→ Information provided:
+ + +
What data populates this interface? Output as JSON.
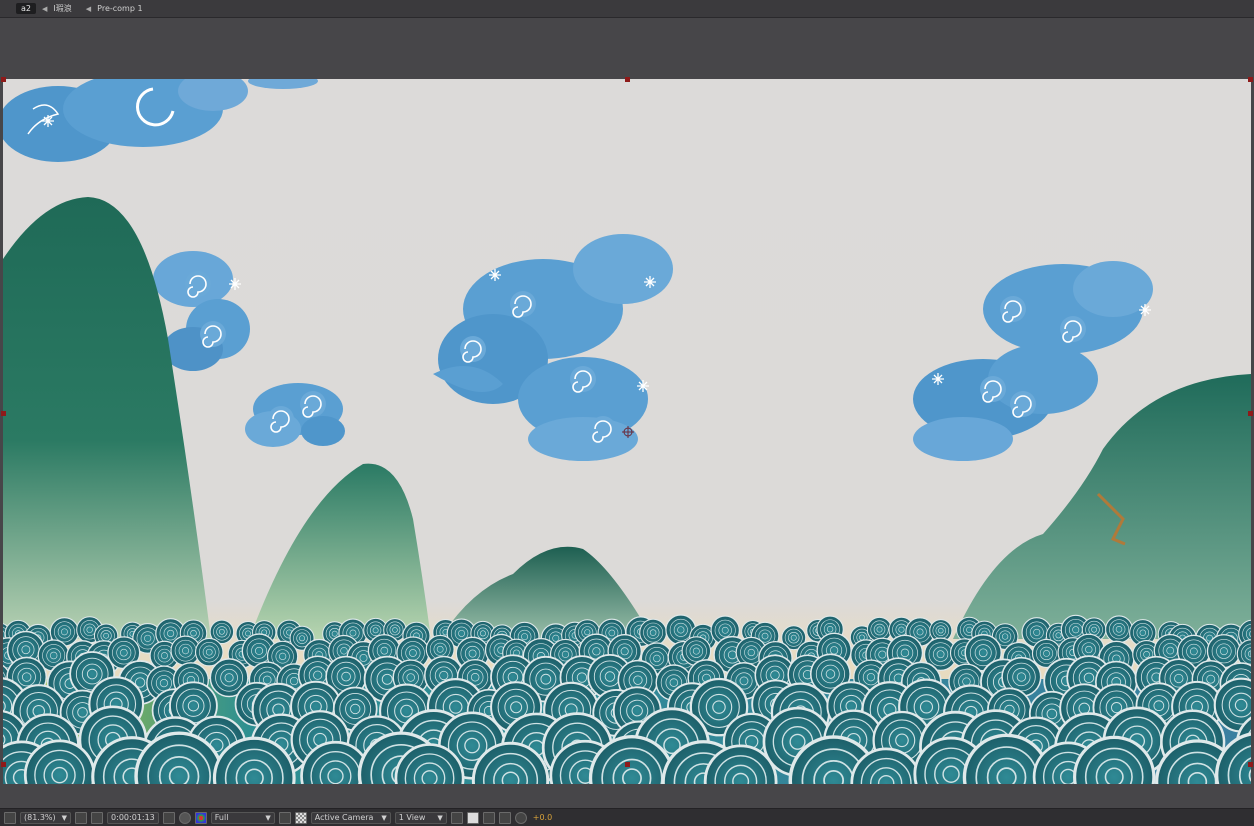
{
  "breadcrumb": {
    "items": [
      {
        "label": "a2",
        "active": true
      },
      {
        "label": "I瑕浪",
        "active": false
      },
      {
        "label": "Pre-comp 1",
        "active": false
      }
    ]
  },
  "viewer": {
    "background": "#474649",
    "comp_background": "#dbd9d8"
  },
  "bottom_bar": {
    "zoom": "(81.3%)",
    "timecode": "0:00:01:13",
    "resolution": "Full",
    "camera": "Active Camera",
    "views": "1 View",
    "exposure": "+0.0"
  },
  "colors": {
    "mountain": "#2b7461",
    "cloud": "#5a9fd2",
    "wave": "#2a7a86",
    "handle": "#8e1a1a"
  }
}
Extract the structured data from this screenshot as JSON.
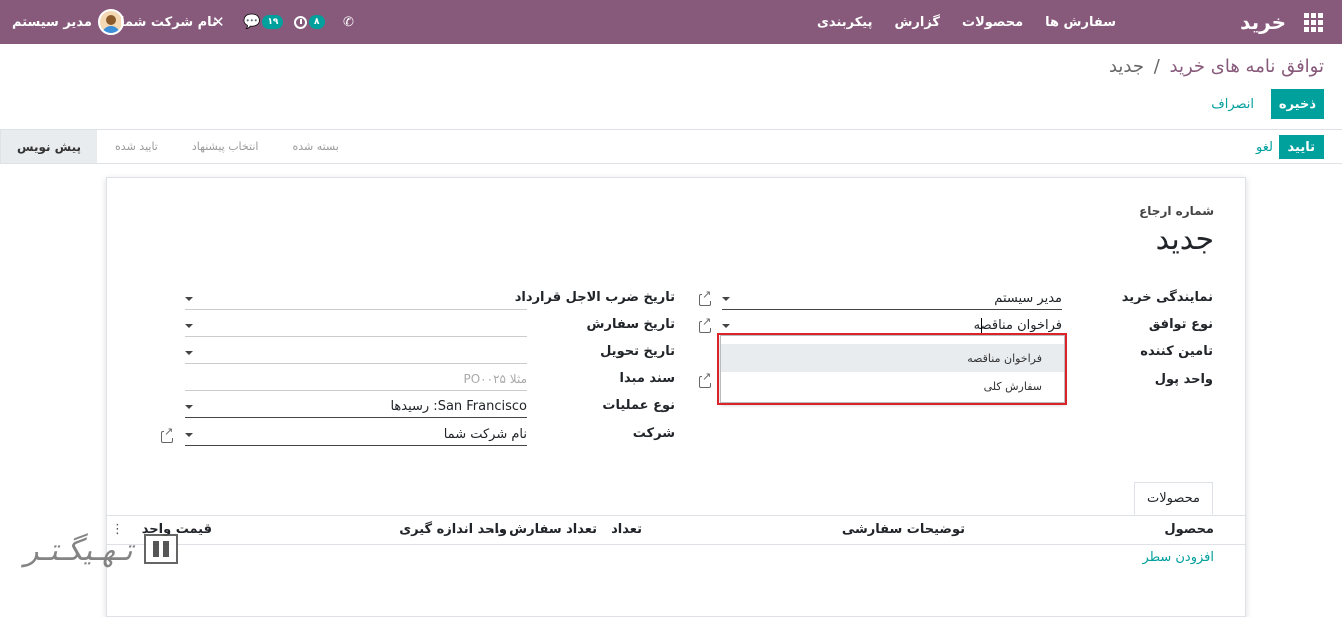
{
  "navbar": {
    "brand": "خرید",
    "menu": [
      "سفارش ها",
      "محصولات",
      "گزارش",
      "پیکربندی"
    ],
    "user_name": "مدیر سیستم",
    "company_name": "نام شرکت شما",
    "chat_count": "۱۹",
    "activity_count": "۸",
    "bg_color": "#875a7b"
  },
  "breadcrumb": {
    "parent": "توافق نامه های خرید",
    "separator": "/",
    "current": "جدید"
  },
  "actions": {
    "save": "ذخیره",
    "discard": "انصراف",
    "confirm": "تایید",
    "cancel": "لغو"
  },
  "stages": [
    {
      "label": "پیش نویس",
      "active": true
    },
    {
      "label": "تایید شده",
      "active": false
    },
    {
      "label": "انتخاب پیشنهاد",
      "active": false
    },
    {
      "label": "بسته شده",
      "active": false
    }
  ],
  "form": {
    "reference_label": "شماره ارجاع",
    "reference_value": "جدید",
    "right_fields": [
      {
        "label": "نمایندگی خرید",
        "value": "مدیر سیستم"
      },
      {
        "label": "نوع توافق",
        "value": "فراخوان مناقصه"
      },
      {
        "label": "تامین کننده",
        "value": ""
      },
      {
        "label": "واحد پول",
        "value": ""
      }
    ],
    "left_fields": [
      {
        "label": "تاریخ ضرب الاجل قرارداد",
        "value": ""
      },
      {
        "label": "تاریخ سفارش",
        "value": ""
      },
      {
        "label": "تاریخ تحویل",
        "value": ""
      },
      {
        "label": "سند مبدا",
        "value": "",
        "placeholder": "مثلا PO۰۰۲۵"
      },
      {
        "label": "نوع عملیات",
        "value": "San Francisco: رسیدها"
      },
      {
        "label": "شرکت",
        "value": "نام شرکت شما"
      }
    ]
  },
  "dropdown": {
    "options": [
      "فراخوان مناقصه",
      "سفارش کلی"
    ],
    "highlight_color": "#d9252a"
  },
  "tabs": [
    "محصولات"
  ],
  "table": {
    "headers": [
      "محصول",
      "توضیحات سفارشی",
      "تعداد",
      "تعداد سفارش ...",
      "واحد اندازه گیری",
      "قیمت واحد"
    ],
    "add_line": "افزودن سطر"
  },
  "accent_color": "#00a09d"
}
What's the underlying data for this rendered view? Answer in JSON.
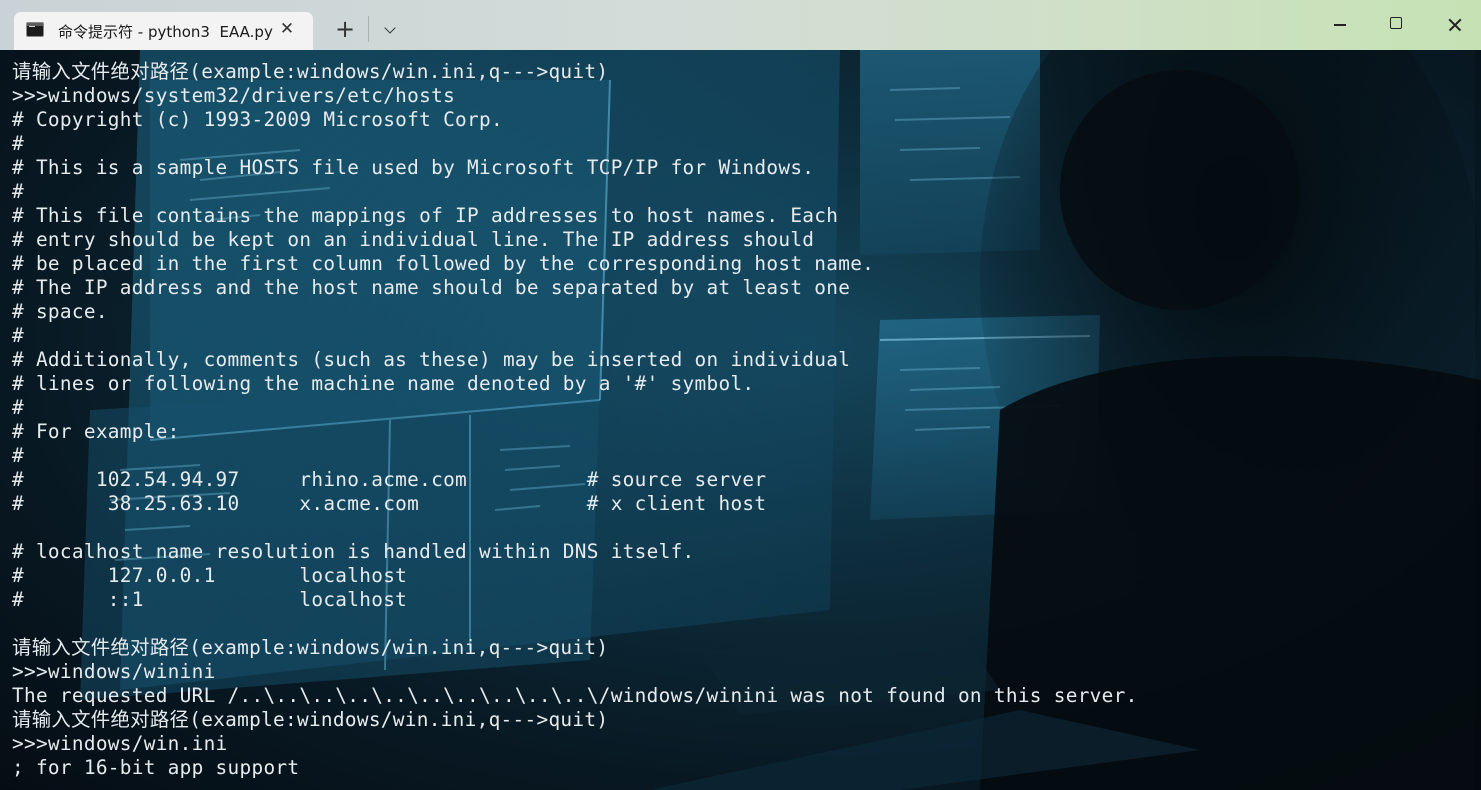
+ + +
→ Short problem:
The material above holds pictures; copy everything else in it exactly.

→ Result:
What data populates this interface? Output as JSON.
{
  "breadcrumb": {
    "items": [
      {
        "label": "a2",
        "active": true
      },
      {
        "label": "I瑕浪",
        "active": false
      },
      {
        "label": "Pre-comp 1",
        "active": false
      }
    ]
  },
  "viewer": {
    "background": "#474649",
    "comp_background": "#dbd9d8"
  },
  "bottom_bar": {
    "zoom": "(81.3%)",
    "timecode": "0:00:01:13",
    "resolution": "Full",
    "camera": "Active Camera",
    "views": "1 View",
    "exposure": "+0.0"
  },
  "colors": {
    "mountain": "#2b7461",
    "cloud": "#5a9fd2",
    "wave": "#2a7a86",
    "handle": "#8e1a1a"
  }
}
Extract the structured data from this screenshot as JSON.
{
  "navbar": {
    "brand": "خرید",
    "menu": [
      "سفارش ها",
      "محصولات",
      "گزارش",
      "پیکربندی"
    ],
    "user_name": "مدیر سیستم",
    "company_name": "نام شرکت شما",
    "chat_count": "۱۹",
    "activity_count": "۸",
    "bg_color": "#875a7b"
  },
  "breadcrumb": {
    "parent": "توافق نامه های خرید",
    "separator": "/",
    "current": "جدید"
  },
  "actions": {
    "save": "ذخیره",
    "discard": "انصراف",
    "confirm": "تایید",
    "cancel": "لغو"
  },
  "stages": [
    {
      "label": "پیش نویس",
      "active": true
    },
    {
      "label": "تایید شده",
      "active": false
    },
    {
      "label": "انتخاب پیشنهاد",
      "active": false
    },
    {
      "label": "بسته شده",
      "active": false
    }
  ],
  "form": {
    "reference_label": "شماره ارجاع",
    "reference_value": "جدید",
    "right_fields": [
      {
        "label": "نمایندگی خرید",
        "value": "مدیر سیستم"
      },
      {
        "label": "نوع توافق",
        "value": "فراخوان مناقصه"
      },
      {
        "label": "تامین کننده",
        "value": ""
      },
      {
        "label": "واحد پول",
        "value": ""
      }
    ],
    "left_fields": [
      {
        "label": "تاریخ ضرب الاجل قرارداد",
        "value": ""
      },
      {
        "label": "تاریخ سفارش",
        "value": ""
      },
      {
        "label": "تاریخ تحویل",
        "value": ""
      },
      {
        "label": "سند مبدا",
        "value": "",
        "placeholder": "مثلا PO۰۰۲۵"
      },
      {
        "label": "نوع عملیات",
        "value": "San Francisco: رسیدها"
      },
      {
        "label": "شرکت",
        "value": "نام شرکت شما"
      }
    ]
  },
  "dropdown": {
    "options": [
      "فراخوان مناقصه",
      "سفارش کلی"
    ],
    "highlight_color": "#d9252a"
  },
  "tabs": [
    "محصولات"
  ],
  "table": {
    "headers": [
      "محصول",
      "توضیحات سفارشی",
      "تعداد",
      "تعداد سفارش ...",
      "واحد اندازه گیری",
      "قیمت واحد"
    ],
    "add_line": "افزودن سطر"
  },
  "accent_color": "#00a09d"
}
What's the underlying data for this rendered view? Answer in JSON.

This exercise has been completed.